EXERCISE >> Below are entries; tally how many lines hold the string "filament" and answer with only that figure.

DATA FOR THIS EXERCISE >>
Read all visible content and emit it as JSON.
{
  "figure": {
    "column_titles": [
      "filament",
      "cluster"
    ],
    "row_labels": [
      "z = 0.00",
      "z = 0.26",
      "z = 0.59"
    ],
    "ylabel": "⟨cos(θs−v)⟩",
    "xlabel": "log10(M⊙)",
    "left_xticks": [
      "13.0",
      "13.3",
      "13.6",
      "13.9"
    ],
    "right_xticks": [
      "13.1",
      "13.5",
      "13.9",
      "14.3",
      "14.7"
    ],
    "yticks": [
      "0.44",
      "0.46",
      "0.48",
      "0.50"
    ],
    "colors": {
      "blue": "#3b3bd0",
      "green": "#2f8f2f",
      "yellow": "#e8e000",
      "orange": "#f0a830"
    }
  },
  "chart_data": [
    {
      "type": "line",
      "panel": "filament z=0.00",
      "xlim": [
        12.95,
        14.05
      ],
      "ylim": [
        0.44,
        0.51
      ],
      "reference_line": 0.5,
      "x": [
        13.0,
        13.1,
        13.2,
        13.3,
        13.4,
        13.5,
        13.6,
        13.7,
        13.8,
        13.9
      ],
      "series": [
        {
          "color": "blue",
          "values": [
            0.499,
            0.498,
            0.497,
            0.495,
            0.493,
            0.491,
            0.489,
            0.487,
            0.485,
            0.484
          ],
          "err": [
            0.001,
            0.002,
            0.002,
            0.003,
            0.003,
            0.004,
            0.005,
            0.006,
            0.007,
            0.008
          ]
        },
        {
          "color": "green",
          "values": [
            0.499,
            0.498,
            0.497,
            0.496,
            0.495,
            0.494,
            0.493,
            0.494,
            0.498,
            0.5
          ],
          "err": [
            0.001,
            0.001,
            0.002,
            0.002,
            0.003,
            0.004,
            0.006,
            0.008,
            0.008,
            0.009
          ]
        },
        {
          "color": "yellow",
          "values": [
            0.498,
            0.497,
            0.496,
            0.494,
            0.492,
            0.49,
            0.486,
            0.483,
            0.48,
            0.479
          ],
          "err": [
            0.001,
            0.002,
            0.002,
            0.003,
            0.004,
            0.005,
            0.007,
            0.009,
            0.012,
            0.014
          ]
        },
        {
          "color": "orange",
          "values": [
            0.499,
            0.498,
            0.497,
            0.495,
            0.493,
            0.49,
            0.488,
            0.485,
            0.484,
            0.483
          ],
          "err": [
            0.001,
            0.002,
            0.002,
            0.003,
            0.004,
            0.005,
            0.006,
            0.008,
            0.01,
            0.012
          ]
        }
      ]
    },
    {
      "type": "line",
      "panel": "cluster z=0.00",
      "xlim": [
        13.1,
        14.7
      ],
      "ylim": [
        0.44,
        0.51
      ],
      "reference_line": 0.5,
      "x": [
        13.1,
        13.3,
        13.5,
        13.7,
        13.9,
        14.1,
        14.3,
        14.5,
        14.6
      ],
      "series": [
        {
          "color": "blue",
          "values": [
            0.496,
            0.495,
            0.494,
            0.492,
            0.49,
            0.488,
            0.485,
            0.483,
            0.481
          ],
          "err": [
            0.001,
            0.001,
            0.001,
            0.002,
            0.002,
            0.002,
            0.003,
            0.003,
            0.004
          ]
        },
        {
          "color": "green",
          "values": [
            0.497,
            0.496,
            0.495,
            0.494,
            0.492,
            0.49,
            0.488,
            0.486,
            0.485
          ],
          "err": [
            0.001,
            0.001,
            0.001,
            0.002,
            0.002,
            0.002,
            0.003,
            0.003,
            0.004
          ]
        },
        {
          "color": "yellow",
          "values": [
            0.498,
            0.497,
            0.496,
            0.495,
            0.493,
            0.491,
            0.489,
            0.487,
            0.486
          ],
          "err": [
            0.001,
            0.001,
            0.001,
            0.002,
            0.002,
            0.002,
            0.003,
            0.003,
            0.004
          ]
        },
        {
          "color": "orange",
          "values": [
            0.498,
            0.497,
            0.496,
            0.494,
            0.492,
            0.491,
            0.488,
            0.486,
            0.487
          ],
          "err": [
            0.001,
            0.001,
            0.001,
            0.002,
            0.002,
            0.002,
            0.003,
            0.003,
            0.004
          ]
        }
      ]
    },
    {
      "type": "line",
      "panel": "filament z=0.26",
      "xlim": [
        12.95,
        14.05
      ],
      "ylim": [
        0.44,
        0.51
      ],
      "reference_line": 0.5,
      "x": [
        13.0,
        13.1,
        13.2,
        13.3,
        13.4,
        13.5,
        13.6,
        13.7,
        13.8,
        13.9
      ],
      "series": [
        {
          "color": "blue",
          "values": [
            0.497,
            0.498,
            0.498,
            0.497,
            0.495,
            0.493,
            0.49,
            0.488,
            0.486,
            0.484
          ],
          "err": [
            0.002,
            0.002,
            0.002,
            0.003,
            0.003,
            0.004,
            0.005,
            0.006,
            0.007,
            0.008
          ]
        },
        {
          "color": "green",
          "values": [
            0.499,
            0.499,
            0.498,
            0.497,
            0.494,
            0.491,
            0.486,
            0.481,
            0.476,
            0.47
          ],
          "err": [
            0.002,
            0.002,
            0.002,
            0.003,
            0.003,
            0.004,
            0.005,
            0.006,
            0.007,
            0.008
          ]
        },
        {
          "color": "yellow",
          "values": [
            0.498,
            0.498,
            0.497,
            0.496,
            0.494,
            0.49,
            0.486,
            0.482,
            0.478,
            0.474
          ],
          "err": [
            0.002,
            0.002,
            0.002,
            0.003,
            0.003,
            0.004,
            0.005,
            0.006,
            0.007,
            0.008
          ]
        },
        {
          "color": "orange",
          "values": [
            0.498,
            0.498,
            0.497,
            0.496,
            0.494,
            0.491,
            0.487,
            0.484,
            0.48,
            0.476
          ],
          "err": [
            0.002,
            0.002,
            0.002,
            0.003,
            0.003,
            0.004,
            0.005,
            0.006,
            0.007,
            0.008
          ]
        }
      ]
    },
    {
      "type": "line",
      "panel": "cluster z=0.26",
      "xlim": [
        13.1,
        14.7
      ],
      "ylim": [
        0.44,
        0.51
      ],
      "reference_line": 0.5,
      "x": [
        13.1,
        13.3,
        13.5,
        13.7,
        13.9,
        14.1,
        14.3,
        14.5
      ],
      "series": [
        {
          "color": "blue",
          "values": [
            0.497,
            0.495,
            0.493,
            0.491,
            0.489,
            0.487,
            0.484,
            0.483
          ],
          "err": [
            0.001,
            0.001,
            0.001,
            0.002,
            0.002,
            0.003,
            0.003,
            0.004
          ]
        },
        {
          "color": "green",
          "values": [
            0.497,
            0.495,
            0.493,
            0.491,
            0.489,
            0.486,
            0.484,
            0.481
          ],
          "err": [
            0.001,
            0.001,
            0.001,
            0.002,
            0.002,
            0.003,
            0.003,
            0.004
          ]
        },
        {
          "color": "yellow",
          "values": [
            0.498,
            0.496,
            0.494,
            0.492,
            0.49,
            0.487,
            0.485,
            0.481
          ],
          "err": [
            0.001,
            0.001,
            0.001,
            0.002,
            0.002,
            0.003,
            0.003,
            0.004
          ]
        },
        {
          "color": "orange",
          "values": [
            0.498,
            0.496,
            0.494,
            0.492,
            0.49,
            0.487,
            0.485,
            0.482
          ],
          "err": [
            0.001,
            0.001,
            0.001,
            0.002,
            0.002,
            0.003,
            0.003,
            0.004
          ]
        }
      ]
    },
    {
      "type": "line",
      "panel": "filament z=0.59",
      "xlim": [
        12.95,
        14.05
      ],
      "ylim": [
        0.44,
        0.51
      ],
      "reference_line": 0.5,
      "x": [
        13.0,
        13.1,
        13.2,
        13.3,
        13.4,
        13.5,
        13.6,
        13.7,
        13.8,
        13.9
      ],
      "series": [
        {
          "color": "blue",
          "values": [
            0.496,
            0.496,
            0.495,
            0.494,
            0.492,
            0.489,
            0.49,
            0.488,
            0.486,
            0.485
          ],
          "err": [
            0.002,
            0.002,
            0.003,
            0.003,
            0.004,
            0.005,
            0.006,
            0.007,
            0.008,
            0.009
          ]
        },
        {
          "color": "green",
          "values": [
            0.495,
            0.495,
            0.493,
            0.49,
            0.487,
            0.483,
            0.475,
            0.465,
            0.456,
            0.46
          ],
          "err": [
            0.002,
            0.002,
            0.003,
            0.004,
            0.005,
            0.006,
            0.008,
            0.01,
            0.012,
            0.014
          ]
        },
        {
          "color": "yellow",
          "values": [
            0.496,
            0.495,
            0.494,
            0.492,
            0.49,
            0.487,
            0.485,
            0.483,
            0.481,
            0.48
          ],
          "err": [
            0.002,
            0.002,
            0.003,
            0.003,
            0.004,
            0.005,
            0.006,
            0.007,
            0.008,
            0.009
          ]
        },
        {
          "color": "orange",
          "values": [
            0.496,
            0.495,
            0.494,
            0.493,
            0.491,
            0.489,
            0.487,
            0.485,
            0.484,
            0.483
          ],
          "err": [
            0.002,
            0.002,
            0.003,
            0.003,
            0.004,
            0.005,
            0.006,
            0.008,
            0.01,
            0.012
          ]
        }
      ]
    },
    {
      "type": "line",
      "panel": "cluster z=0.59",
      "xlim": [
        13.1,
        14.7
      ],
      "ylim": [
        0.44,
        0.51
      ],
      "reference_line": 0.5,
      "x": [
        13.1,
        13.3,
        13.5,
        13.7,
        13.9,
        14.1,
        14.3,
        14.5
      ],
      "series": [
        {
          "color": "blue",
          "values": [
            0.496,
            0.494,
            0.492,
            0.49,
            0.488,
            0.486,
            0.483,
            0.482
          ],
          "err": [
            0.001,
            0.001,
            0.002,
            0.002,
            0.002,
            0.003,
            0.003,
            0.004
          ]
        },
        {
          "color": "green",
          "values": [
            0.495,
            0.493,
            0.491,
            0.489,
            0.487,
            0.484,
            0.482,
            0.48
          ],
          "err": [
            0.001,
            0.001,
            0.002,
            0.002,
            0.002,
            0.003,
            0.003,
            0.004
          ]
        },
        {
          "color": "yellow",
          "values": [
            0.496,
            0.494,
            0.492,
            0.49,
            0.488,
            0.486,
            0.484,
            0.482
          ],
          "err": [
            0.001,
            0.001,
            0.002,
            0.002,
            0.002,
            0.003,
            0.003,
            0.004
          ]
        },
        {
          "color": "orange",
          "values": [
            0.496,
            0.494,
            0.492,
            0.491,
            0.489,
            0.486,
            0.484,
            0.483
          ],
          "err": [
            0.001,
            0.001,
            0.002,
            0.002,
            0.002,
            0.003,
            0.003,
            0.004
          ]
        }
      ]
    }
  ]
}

OUTPUT OF THE EXERCISE >> 4